> Exercise
Looking at the listing, state how many of its lines contain the string "JSON". Write only the number.

[Figure content listings]
○ ○ ○ ○ ○ ○ ○
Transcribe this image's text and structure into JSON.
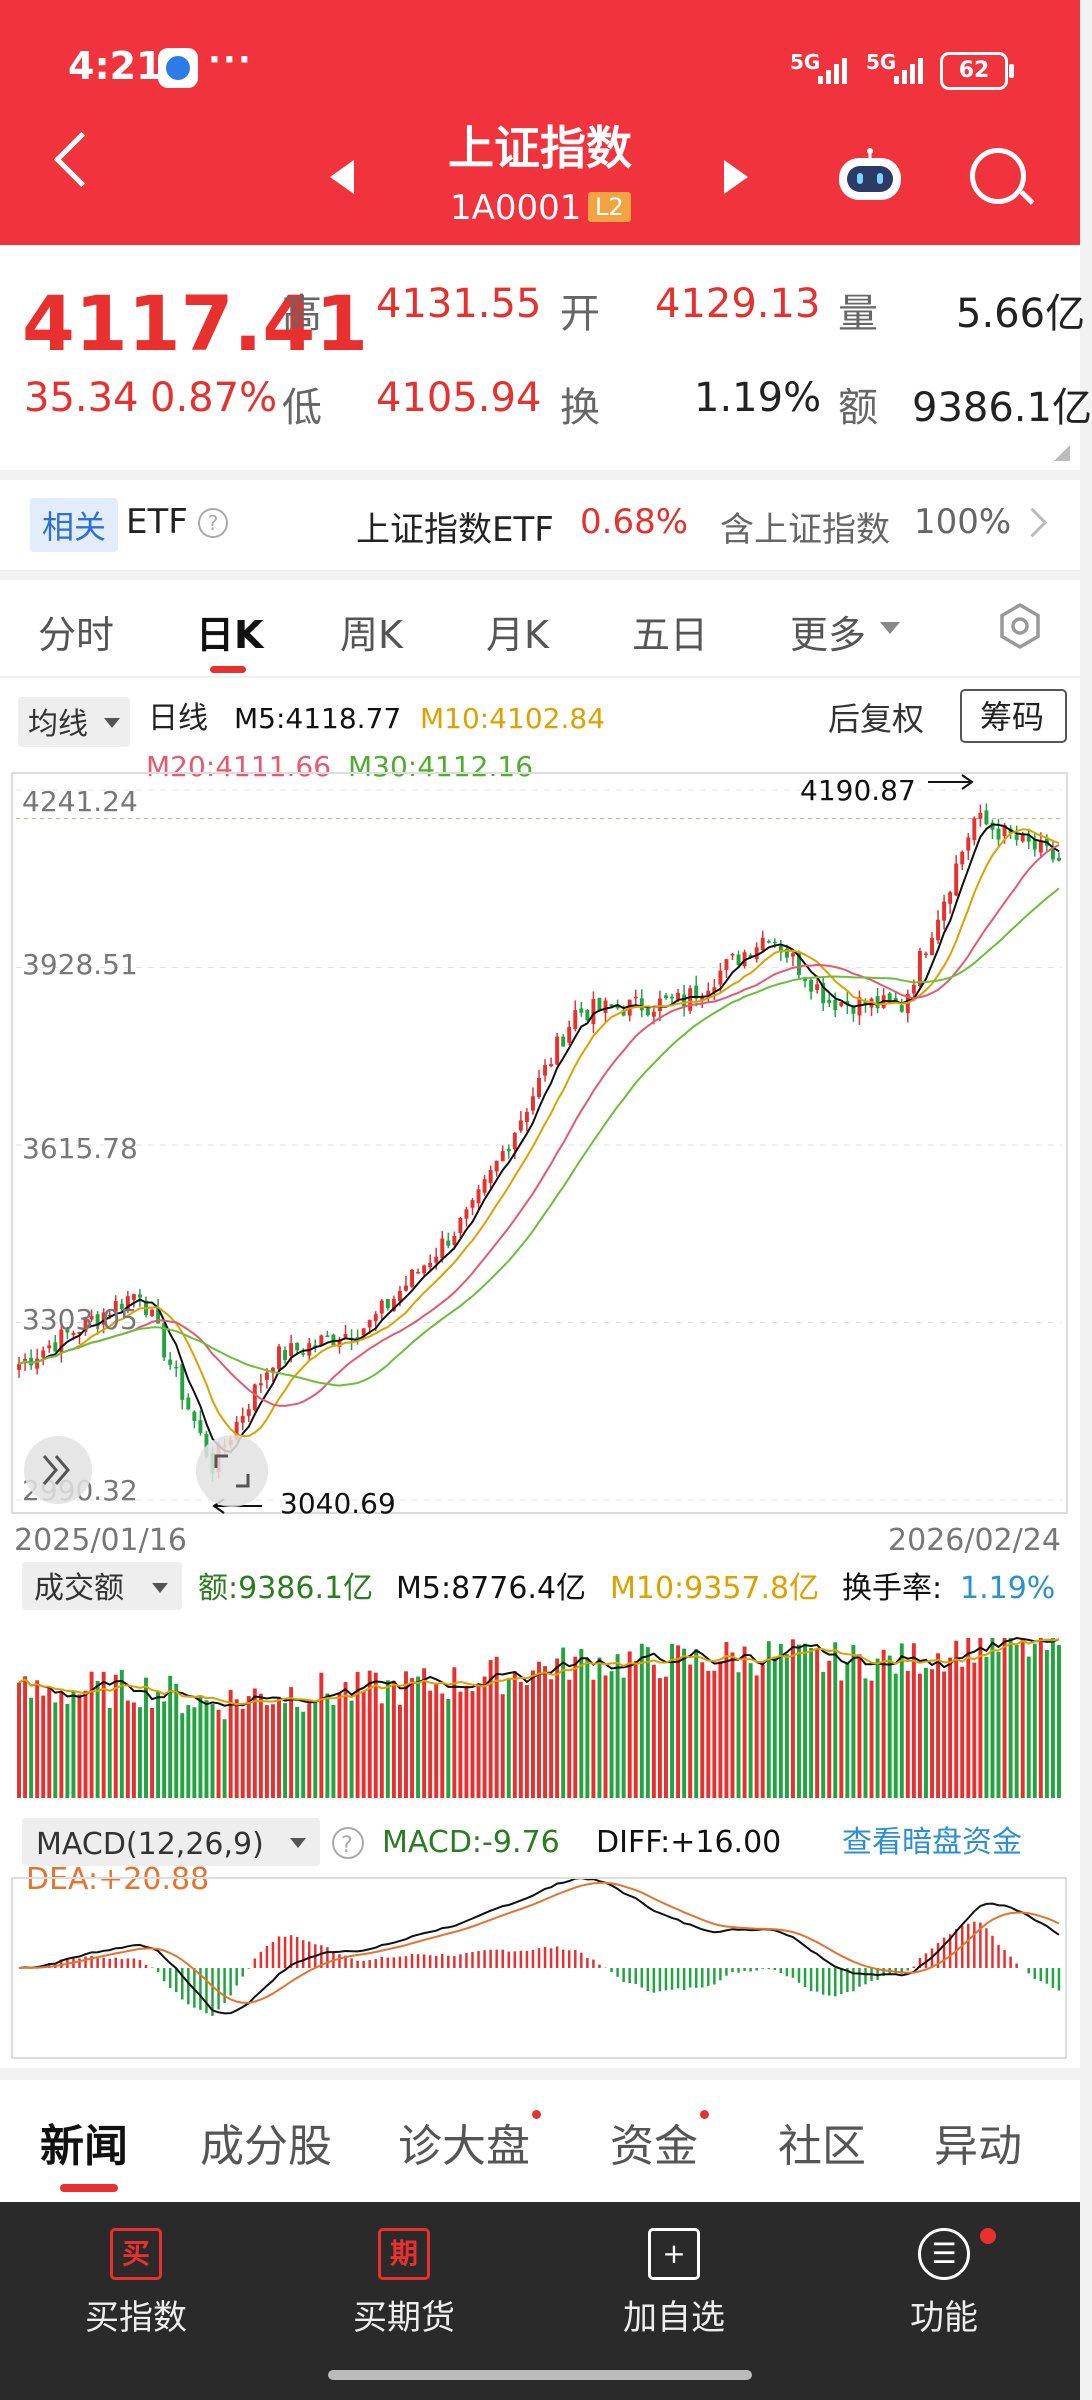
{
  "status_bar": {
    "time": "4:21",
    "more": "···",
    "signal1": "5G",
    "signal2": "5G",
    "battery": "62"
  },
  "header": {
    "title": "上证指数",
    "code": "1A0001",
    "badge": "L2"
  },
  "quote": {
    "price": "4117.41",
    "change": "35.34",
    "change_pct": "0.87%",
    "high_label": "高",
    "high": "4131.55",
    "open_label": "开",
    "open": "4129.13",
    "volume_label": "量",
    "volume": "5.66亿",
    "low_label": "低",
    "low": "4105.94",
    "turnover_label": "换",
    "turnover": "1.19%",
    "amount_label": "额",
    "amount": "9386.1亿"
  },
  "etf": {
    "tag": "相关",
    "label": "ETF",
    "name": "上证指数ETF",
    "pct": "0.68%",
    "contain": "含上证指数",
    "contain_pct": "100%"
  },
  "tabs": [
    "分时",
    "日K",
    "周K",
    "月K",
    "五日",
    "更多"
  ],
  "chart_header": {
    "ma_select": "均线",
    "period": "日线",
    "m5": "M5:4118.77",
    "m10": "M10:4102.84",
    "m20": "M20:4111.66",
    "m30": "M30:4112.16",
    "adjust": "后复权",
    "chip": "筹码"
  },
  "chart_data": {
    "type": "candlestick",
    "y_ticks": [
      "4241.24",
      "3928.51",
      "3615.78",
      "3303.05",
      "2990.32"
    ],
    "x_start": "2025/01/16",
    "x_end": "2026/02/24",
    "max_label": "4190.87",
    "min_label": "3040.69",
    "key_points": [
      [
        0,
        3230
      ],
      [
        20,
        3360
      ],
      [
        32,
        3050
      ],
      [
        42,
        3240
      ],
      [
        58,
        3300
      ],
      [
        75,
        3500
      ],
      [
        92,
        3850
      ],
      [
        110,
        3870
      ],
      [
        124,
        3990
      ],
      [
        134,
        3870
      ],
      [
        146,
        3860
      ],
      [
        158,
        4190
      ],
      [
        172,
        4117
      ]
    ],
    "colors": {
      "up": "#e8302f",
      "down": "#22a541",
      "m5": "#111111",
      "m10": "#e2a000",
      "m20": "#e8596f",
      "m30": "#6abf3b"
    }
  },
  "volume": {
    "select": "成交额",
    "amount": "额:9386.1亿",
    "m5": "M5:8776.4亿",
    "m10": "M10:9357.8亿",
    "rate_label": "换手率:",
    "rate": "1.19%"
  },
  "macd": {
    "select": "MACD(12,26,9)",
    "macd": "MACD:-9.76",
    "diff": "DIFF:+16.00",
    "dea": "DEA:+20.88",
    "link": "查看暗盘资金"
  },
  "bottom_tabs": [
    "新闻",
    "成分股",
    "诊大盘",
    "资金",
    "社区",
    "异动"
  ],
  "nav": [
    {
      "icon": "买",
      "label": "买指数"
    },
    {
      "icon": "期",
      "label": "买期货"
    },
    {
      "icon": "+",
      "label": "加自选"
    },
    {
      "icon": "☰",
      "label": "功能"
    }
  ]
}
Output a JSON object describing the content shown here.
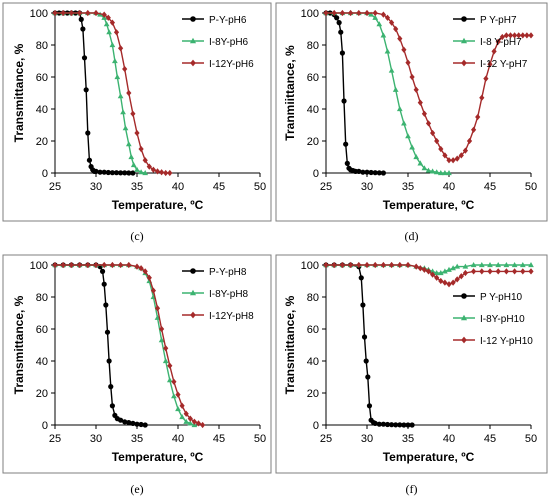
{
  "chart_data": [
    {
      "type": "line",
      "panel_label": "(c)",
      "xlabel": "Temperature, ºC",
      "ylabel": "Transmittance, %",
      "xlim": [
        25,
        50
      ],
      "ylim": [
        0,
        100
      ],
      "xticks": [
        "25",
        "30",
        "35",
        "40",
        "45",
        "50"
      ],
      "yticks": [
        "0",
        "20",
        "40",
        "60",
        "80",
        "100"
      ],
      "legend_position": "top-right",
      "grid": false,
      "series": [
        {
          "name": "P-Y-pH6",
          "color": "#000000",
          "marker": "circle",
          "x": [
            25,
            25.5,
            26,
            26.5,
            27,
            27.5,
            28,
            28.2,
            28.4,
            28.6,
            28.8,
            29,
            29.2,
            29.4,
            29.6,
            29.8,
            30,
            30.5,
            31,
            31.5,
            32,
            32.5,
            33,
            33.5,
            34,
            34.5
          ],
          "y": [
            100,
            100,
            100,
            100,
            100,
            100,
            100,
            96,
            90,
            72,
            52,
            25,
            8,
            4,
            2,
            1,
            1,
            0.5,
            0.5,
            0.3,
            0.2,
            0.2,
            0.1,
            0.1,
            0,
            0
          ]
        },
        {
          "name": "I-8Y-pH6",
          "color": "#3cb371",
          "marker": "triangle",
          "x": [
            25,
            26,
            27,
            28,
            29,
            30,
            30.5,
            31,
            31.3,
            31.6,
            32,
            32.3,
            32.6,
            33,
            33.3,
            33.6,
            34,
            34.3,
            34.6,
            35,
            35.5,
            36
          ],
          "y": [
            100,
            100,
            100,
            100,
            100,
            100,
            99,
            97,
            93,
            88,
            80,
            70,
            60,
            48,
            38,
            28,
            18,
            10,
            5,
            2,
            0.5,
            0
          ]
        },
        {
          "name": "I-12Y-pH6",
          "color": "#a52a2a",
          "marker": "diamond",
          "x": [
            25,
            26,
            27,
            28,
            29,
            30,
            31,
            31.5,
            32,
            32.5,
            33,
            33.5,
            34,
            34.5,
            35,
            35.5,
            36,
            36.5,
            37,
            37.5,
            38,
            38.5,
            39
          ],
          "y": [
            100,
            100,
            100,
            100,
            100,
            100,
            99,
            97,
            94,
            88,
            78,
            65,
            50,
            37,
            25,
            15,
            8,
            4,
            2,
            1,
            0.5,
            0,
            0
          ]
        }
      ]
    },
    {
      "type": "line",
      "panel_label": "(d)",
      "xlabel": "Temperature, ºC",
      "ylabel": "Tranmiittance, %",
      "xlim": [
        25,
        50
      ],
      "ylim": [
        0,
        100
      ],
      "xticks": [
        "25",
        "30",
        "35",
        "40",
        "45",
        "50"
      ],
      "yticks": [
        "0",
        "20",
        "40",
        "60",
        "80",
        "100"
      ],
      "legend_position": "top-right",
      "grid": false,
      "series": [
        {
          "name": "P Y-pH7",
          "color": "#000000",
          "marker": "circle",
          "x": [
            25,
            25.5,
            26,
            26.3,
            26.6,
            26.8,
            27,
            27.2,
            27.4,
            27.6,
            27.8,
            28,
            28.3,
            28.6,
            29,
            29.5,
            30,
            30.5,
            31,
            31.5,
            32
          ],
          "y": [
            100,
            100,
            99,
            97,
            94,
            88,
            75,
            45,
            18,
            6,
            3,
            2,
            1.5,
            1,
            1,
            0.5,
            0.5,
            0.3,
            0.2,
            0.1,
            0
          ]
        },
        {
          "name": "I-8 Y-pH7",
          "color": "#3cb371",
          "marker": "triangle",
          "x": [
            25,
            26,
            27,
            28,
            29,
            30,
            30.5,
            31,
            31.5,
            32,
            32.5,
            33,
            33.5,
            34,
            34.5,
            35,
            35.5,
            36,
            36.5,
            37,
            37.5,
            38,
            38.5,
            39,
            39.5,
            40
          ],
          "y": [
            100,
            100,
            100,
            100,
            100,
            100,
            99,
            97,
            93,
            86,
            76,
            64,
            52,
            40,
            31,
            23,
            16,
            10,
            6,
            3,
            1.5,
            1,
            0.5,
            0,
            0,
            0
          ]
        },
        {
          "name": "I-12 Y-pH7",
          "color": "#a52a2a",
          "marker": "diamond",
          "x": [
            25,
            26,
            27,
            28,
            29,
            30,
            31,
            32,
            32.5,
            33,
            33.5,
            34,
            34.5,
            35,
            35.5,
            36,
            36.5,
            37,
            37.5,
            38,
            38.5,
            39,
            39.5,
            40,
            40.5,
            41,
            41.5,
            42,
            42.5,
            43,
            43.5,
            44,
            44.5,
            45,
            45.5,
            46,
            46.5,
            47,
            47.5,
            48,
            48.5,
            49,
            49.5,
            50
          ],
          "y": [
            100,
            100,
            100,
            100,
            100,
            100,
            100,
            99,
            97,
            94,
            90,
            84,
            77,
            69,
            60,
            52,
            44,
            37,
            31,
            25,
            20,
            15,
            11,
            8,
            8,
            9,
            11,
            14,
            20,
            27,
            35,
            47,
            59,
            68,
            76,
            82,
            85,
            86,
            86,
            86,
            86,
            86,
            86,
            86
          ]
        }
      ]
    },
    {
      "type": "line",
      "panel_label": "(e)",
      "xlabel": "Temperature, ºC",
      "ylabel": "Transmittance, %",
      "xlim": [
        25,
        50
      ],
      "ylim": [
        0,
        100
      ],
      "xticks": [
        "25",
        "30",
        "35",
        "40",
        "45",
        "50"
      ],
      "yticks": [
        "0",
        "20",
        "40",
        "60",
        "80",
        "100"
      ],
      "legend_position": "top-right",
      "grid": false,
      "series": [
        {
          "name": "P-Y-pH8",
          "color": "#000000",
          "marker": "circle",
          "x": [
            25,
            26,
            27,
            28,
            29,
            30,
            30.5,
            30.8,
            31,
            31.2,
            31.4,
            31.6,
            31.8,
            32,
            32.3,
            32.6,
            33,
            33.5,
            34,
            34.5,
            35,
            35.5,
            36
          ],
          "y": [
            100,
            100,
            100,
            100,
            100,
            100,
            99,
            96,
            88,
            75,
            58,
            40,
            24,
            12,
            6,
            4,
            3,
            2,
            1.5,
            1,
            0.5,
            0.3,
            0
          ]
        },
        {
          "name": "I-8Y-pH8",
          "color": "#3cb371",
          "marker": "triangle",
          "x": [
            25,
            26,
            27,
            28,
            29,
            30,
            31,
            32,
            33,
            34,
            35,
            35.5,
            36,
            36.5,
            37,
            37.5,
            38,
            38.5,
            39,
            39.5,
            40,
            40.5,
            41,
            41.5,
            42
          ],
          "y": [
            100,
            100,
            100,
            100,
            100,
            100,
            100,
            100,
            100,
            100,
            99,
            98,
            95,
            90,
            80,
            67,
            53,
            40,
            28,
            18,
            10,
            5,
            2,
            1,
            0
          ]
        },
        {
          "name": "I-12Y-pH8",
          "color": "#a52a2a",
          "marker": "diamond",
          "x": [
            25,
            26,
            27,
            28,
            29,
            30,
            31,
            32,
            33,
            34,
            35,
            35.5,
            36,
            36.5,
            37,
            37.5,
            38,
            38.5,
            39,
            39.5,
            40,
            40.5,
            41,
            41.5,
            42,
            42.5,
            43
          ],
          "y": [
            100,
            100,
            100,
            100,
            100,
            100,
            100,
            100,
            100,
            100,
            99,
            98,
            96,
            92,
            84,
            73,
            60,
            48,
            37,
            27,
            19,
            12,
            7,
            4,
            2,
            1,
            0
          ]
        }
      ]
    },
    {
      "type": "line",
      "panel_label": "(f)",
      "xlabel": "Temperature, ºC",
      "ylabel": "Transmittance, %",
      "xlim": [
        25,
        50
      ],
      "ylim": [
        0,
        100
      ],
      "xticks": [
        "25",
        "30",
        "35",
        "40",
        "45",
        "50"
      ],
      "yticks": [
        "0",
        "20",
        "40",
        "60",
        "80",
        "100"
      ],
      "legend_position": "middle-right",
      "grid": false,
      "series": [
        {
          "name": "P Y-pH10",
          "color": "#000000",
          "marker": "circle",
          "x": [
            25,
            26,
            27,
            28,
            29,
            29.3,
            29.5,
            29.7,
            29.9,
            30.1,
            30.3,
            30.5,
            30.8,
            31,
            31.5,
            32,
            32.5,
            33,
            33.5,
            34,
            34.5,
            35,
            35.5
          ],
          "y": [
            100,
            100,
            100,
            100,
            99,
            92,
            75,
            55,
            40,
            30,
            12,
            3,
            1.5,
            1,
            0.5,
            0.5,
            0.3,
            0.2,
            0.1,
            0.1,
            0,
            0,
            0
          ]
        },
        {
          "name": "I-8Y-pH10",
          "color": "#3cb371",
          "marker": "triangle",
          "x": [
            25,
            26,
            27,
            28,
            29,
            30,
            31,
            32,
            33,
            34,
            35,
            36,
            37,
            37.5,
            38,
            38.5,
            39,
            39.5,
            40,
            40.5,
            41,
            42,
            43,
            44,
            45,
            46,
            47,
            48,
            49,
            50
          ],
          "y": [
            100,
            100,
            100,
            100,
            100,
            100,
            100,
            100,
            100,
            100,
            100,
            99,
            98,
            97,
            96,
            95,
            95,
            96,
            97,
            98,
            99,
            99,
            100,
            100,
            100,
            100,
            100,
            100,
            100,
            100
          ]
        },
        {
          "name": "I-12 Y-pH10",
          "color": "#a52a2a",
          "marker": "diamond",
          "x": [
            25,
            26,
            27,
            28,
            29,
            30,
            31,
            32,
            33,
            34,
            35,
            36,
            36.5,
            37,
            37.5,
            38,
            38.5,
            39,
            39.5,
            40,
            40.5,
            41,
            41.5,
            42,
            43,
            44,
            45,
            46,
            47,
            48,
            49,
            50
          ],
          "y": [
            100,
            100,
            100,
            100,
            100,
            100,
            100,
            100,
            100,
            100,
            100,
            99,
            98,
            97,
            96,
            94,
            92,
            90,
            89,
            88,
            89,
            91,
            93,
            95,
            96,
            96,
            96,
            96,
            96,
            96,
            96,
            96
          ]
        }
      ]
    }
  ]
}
○ ○ ○ ○ ○ ○ ○
> Output
2